Structured figure records
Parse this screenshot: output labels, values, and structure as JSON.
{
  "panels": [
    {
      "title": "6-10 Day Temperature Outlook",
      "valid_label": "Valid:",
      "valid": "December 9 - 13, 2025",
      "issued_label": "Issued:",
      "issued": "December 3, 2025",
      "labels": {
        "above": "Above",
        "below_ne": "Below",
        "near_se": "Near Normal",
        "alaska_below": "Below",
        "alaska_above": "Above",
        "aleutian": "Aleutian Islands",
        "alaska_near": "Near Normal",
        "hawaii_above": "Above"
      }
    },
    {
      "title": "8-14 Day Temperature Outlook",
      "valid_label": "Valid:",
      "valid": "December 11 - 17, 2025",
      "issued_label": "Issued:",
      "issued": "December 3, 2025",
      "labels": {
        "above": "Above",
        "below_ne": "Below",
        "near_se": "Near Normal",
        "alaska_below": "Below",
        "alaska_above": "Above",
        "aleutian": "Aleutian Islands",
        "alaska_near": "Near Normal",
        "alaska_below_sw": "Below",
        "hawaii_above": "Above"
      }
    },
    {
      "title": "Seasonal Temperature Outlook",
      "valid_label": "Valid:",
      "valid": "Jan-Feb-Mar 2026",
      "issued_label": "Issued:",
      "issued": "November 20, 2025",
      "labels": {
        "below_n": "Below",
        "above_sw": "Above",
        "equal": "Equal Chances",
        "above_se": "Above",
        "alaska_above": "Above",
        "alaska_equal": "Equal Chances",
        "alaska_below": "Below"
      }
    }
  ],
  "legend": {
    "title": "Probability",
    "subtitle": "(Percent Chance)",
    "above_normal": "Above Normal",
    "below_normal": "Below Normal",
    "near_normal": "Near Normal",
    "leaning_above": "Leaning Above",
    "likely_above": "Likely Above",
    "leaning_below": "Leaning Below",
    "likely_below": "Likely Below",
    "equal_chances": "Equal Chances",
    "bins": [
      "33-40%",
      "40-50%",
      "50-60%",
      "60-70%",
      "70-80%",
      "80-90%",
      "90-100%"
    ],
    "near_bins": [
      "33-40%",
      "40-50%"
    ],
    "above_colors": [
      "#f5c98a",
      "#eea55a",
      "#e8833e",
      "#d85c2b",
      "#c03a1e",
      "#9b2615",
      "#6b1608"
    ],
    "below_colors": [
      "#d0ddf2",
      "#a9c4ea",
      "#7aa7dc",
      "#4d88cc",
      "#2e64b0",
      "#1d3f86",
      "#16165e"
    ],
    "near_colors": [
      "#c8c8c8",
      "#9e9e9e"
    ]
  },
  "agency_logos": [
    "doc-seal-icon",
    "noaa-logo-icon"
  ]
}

## Problem:
Copy out every line from the data above that has "Likely" in it.

## Response:
    "likely_above": "Likely Above",
    "likely_below": "Likely Below",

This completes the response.